Explore the material -
a – In the advice column, why does the columnist tell the letter writer to drop the matter of the father being barred from the brother's home? Answer in one to three sentences.
b – Write a continuation of the advice column that picks up after its final sentence.

Document excerpt -
+ + + + +

Adapted from an online discussion.
Dear Carolyn: About a month ago, my mother had a procedure scheduled in my brother’s metro area, about four hours from my parents’. The plan was for my parents to stay with my brother and his family for about a week.
My mother experienced complications and was in the hospital while my dad was staying with them, which was stressful and open-ended. It came to a head one morning over breakfast. Between work, my mother and the kids’ stuff, they didn’t have time to make dinner and eat it together, so my sister-in-law planned DoorDash. My father said my older niece, 15, should cook dinner when she gets home from school. My sister-in-law said she can’t because she has two school projects due the next day. My father reiterated his point. My niece said he can make dinner himself if he wants a home-cooked meal. My father slapped my niece in the face.
My brother and sister-in-law kicked my father out of their house. My brother still deals with our parents at the hospital, but he refuses to allow our father to be around his children. I flew out to get my father into a hotel and generally help.
It is very obvious my father is experiencing a change in personality consistent with early-onset dementia. Here is my perspective check: I think my brother is overreacting. I think an apology from my niece to my father for smarting off would go a long way. I suggested this to my brother to smooth things over, and he refused it as an option. My siblings supported my brother. I feel as if I’m alone in getting help for my father and as if my family is fragmented over something that isn’t that big of a deal. Can you or your readers give some perspective here? — Perspective Check
Perspective Check: How your brother and his wife protect their kids, and from what — a sexist, abusive grandparent or a dementia-violent one? — are none of your business.
I could get well into the weeds on the details, but then we’d both be in the weeds on stuff that’s beside the immediate point of your parents’ health logistics, which is your business. You just don’t get a vote about your dad’s stay in your brother’s home.
So here’s my advice: Drop it. Don’t opine on it, ask about it, try to fix it. It’s done.
Train all your attention on the work of Team Sibs: what care your parents need, who is willing to give it, how and when. “Okay, Dad needs X and has to go to Y and brother isn’t an option.” That’s it. Straight-up facts. Those are where you live now.
This may seem weird, because it’s ignoring the elephant, plus we make sense of the world through talking about things, but nothing can make this situation worse faster than your rolling in with a “should” cannon. Especially demanding apologies. Egads.

+ + + + +

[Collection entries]
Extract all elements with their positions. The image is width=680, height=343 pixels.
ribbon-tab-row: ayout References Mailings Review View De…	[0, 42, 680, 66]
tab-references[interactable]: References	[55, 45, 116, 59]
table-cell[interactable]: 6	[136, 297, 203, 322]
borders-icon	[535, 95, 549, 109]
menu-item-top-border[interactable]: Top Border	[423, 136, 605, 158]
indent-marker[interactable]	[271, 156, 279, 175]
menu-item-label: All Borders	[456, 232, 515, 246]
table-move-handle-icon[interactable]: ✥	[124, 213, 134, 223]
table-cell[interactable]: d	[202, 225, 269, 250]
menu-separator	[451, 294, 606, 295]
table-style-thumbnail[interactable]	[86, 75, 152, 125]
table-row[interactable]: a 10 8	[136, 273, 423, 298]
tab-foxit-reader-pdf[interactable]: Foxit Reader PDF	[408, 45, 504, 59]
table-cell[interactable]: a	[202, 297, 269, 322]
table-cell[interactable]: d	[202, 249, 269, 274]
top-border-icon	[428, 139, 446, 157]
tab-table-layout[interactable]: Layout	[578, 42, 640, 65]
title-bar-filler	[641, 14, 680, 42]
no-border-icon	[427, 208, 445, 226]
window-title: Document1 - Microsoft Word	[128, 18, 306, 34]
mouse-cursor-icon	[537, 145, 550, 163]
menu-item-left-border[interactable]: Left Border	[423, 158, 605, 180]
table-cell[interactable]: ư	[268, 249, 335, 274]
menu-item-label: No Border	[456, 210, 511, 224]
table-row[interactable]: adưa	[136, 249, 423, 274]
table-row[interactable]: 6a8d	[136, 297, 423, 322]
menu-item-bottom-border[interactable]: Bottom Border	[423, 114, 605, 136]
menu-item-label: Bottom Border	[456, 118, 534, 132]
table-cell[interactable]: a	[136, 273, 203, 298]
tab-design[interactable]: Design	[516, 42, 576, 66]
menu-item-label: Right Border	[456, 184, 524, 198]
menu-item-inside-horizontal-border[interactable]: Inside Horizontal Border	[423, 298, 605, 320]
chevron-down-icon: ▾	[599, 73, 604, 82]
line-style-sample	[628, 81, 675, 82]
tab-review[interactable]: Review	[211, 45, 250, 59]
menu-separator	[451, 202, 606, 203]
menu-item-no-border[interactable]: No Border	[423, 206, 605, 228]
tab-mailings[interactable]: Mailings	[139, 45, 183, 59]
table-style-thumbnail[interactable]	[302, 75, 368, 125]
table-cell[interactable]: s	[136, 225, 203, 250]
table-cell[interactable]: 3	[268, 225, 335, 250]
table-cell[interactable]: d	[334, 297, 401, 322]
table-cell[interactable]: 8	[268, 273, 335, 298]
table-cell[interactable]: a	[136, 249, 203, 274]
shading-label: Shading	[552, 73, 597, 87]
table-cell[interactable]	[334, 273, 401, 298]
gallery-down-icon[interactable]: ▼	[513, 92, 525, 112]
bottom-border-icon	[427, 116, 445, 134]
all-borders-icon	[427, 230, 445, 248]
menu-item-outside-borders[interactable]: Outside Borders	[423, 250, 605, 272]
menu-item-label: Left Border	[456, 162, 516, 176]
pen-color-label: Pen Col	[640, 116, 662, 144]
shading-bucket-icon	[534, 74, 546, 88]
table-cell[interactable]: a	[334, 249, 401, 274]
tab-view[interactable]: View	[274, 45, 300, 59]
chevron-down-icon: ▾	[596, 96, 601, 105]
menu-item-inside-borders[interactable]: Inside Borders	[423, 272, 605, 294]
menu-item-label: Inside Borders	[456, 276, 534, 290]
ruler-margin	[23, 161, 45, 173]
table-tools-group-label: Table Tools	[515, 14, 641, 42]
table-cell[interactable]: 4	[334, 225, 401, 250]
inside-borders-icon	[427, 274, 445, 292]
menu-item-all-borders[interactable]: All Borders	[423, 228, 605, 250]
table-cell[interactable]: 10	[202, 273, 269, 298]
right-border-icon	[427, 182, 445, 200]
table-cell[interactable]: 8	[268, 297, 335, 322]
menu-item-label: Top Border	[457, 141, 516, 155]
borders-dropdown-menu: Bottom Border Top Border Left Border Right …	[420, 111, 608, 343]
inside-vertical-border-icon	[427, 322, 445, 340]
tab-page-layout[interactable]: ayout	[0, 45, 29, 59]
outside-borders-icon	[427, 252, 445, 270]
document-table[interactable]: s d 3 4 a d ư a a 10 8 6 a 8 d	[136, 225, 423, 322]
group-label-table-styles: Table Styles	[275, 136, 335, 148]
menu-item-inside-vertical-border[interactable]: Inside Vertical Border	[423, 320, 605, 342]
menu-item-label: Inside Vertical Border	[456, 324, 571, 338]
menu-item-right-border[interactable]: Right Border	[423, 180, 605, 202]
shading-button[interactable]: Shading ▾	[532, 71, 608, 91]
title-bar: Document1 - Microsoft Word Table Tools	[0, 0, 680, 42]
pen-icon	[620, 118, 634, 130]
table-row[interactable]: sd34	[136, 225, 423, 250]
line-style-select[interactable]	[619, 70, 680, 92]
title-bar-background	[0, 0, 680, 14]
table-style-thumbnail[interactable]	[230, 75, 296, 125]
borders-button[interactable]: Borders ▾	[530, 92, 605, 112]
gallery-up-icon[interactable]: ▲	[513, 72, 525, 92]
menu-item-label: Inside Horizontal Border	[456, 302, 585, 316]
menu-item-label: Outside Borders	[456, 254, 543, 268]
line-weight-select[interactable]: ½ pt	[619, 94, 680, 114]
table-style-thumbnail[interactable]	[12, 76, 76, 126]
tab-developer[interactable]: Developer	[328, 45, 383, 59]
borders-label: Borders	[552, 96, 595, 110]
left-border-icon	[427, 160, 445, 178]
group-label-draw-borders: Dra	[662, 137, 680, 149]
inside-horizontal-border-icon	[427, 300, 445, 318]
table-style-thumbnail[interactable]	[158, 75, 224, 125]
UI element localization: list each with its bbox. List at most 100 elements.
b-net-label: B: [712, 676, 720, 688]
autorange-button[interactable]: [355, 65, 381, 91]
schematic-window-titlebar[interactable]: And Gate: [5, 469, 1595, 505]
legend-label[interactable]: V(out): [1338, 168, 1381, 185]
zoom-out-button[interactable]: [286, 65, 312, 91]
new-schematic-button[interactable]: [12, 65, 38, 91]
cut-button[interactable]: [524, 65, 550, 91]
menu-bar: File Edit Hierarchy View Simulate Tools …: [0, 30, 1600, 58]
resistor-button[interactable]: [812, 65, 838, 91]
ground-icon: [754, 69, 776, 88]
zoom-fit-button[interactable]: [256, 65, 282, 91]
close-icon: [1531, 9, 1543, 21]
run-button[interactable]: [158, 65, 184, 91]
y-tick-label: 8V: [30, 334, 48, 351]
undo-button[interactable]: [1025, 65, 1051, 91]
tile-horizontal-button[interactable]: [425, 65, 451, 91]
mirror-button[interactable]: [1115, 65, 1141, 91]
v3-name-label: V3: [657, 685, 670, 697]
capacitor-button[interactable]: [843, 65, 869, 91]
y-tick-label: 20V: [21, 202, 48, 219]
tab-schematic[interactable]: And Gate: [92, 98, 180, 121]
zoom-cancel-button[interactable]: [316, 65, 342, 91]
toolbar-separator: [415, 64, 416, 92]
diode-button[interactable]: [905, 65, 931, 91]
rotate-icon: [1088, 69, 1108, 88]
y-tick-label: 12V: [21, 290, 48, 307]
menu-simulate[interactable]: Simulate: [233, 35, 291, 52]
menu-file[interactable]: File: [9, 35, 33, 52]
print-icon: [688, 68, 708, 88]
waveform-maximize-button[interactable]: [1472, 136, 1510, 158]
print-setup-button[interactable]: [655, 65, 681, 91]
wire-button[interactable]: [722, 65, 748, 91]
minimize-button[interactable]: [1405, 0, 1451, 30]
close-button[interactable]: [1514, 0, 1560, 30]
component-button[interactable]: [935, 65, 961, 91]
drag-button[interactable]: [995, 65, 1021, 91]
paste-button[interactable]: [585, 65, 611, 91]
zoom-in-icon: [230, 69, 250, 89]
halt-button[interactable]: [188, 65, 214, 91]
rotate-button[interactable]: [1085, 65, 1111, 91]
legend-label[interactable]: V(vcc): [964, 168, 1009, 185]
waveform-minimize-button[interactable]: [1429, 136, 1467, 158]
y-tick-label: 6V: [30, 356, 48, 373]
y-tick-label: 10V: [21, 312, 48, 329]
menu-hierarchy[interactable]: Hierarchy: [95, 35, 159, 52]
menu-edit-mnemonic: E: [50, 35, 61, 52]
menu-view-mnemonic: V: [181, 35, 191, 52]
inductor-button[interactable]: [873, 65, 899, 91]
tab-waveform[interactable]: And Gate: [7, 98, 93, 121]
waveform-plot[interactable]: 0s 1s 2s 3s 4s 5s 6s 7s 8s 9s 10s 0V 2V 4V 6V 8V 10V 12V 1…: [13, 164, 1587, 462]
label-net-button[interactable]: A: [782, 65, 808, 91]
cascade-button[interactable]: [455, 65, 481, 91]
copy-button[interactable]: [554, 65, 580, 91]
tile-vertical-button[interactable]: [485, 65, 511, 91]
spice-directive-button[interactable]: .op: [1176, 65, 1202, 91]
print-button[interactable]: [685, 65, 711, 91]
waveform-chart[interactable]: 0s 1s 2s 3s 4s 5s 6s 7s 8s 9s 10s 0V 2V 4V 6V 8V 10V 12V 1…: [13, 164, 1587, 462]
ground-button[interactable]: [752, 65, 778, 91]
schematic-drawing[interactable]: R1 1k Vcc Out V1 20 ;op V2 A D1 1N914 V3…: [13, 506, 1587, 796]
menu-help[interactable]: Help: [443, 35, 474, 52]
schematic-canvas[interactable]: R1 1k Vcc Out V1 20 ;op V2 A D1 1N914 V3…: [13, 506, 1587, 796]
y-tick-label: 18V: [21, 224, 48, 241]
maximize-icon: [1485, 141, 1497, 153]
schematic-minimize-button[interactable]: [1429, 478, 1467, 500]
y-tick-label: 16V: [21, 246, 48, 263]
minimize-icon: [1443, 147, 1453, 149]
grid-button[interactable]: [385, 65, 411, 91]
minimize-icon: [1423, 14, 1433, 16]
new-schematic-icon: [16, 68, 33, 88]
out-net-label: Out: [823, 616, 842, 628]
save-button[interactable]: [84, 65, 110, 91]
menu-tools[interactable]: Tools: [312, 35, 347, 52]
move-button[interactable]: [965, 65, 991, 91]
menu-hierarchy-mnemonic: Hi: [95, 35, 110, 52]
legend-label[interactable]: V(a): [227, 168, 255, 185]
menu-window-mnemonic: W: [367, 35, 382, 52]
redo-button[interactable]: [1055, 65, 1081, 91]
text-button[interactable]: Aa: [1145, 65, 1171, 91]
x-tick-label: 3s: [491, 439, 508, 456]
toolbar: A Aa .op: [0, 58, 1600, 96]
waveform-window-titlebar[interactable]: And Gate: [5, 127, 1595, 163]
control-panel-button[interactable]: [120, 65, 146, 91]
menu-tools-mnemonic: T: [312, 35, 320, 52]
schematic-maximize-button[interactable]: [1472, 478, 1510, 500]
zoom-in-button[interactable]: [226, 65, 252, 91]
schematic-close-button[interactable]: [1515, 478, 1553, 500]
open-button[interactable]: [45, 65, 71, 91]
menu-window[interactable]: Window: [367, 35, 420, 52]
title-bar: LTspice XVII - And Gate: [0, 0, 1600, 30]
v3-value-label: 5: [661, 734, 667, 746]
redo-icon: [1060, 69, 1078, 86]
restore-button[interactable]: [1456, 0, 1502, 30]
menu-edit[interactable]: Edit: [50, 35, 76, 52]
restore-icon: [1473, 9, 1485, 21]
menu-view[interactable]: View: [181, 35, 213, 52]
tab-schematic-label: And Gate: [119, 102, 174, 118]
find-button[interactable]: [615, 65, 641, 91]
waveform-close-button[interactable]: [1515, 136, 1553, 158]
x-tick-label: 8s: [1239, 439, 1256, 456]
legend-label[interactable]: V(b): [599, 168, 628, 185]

+ + + + +

Answers given -
a – According to the columnist, how the brother and his wife protect their children is none of the writer's business, and the writer doesn't get a vote about the father's stay in the brother's home. The columnist also warns that nothing can make the situation worse faster than the writer rolling in with a "should" cannon, especially by demanding apologies.

b –
Readers’ thoughts:
• Can you see that your niece’s parents are teaching their teenager that it is NEVER okay for a man to assault her? If they had told their daughter that she should apologize, they would teach a teenage girl that it was her fault a man hit her in the face. Think that through.
• A man slapping his granddaughter when he has already butted in where he has no business (his daughter-in-law decided the meal plan) IS that big a deal. Whether he has dementia is not the point; the child should not have to apologize. Bugging your brother is just going to estrange him from you as well as your father.
Update: I wrote a letter to you a few weeks ago to get a perspective check on my father slapping my niece after a heated exchange. Thank you for taking my question and giving me excellent advice to just work with what we have in terms of caring for my parents. As I spent more time with my parents, it became clear that my father deteriorated mentally and my mother physically. We haven’t spent very much time together in person over the past 2 years and my mother was able to compensate for my father quite a bit. My parents are moving into an assisted living home close to me next week so I can check up on them. My brother told me that he will do anything necessary for our mother but not our father. I understand this, but it is impossible to separate out their care. Since my father has essentially no short term memory, he does not recall the conflict that lead to the family split. It is heartbreaking. The silver lining is that the counselors at assisted living gave me some really great tools to use when helping my father. My mother knows exactly what is going on and that is also difficult in its own way. Thanks for the help.
Carolyn’s response: You’re welcome. I’m glad they’re moving near you to make things easier. A lot of people resist that, from both the patient and caregiver sides.